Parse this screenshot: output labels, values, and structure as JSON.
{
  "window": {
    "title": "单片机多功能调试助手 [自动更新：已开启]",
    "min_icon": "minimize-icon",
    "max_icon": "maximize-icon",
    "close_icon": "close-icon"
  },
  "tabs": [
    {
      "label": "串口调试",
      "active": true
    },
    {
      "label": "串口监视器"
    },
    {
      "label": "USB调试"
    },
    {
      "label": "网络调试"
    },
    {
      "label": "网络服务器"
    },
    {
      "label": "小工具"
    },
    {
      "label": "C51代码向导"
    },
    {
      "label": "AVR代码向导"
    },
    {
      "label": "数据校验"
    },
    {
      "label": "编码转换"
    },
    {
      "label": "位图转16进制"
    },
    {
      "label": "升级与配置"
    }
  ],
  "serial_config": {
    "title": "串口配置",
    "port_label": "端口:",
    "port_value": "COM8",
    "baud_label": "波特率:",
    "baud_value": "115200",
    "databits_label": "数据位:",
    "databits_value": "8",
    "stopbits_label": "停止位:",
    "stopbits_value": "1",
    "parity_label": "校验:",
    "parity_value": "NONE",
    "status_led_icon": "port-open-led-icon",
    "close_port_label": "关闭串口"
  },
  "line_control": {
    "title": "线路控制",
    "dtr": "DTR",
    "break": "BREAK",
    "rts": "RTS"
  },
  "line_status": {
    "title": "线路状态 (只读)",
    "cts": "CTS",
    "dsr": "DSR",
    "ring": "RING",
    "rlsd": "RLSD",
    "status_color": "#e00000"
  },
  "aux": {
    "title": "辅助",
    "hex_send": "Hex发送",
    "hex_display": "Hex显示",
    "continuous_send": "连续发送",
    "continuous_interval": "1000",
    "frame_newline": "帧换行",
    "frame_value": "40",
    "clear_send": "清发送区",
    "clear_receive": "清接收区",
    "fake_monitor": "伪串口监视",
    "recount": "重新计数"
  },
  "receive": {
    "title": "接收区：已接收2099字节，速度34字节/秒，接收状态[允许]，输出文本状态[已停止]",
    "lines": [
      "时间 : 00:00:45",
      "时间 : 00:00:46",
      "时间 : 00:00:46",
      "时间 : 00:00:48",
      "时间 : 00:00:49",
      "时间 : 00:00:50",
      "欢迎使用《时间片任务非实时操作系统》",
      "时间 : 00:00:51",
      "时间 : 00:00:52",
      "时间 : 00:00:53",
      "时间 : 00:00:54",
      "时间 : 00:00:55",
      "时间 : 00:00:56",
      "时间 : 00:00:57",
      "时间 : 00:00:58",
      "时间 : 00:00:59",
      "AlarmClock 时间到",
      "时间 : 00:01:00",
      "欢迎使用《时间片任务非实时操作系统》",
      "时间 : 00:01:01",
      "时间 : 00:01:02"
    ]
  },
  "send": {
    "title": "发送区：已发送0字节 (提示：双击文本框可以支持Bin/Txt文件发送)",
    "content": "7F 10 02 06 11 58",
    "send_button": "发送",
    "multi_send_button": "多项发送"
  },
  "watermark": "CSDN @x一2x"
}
_____
• _Your goal_: Retype the records above exactly.

• _Completed task_:
Parse this screenshot: output labels, values, and structure as JSON.
{
  "window": {
    "title": "单片机多功能调试助手 [自动更新：已开启]",
    "min_icon": "minimize-icon",
    "max_icon": "maximize-icon",
    "close_icon": "close-icon"
  },
  "tabs": [
    {
      "label": "串口调试",
      "active": true
    },
    {
      "label": "串口监视器"
    },
    {
      "label": "USB调试"
    },
    {
      "label": "网络调试"
    },
    {
      "label": "网络服务器"
    },
    {
      "label": "小工具"
    },
    {
      "label": "C51代码向导"
    },
    {
      "label": "AVR代码向导"
    },
    {
      "label": "数据校验"
    },
    {
      "label": "编码转换"
    },
    {
      "label": "位图转16进制"
    },
    {
      "label": "升级与配置"
    }
  ],
  "serial_config": {
    "title": "串口配置",
    "port_label": "端口:",
    "port_value": "COM8",
    "baud_label": "波特率:",
    "baud_value": "115200",
    "databits_label": "数据位:",
    "databits_value": "8",
    "stopbits_label": "停止位:",
    "stopbits_value": "1",
    "parity_label": "校验:",
    "parity_value": "NONE",
    "status_led_icon": "port-open-led-icon",
    "close_port_label": "关闭串口"
  },
  "line_control": {
    "title": "线路控制",
    "dtr": "DTR",
    "break": "BREAK",
    "rts": "RTS"
  },
  "line_status": {
    "title": "线路状态 (只读)",
    "cts": "CTS",
    "dsr": "DSR",
    "ring": "RING",
    "rlsd": "RLSD",
    "status_color": "#e00000"
  },
  "aux": {
    "title": "辅助",
    "hex_send": "Hex发送",
    "hex_display": "Hex显示",
    "continuous_send": "连续发送",
    "continuous_interval": "1000",
    "frame_newline": "帧换行",
    "frame_value": "40",
    "clear_send": "清发送区",
    "clear_receive": "清接收区",
    "fake_monitor": "伪串口监视",
    "recount": "重新计数"
  },
  "receive": {
    "title": "接收区：已接收2099字节，速度34字节/秒，接收状态[允许]，输出文本状态[已停止]",
    "lines": [
      "时间 : 00:00:45",
      "时间 : 00:00:46",
      "时间 : 00:00:46",
      "时间 : 00:00:48",
      "时间 : 00:00:49",
      "时间 : 00:00:50",
      "欢迎使用《时间片任务非实时操作系统》",
      "时间 : 00:00:51",
      "时间 : 00:00:52",
      "时间 : 00:00:53",
      "时间 : 00:00:54",
      "时间 : 00:00:55",
      "时间 : 00:00:56",
      "时间 : 00:00:57",
      "时间 : 00:00:58",
      "时间 : 00:00:59",
      "AlarmClock 时间到",
      "时间 : 00:01:00",
      "欢迎使用《时间片任务非实时操作系统》",
      "时间 : 00:01:01",
      "时间 : 00:01:02"
    ]
  },
  "send": {
    "title": "发送区：已发送0字节 (提示：双击文本框可以支持Bin/Txt文件发送)",
    "content": "7F 10 02 06 11 58",
    "send_button": "发送",
    "multi_send_button": "多项发送"
  },
  "watermark": "CSDN @x一2x"
}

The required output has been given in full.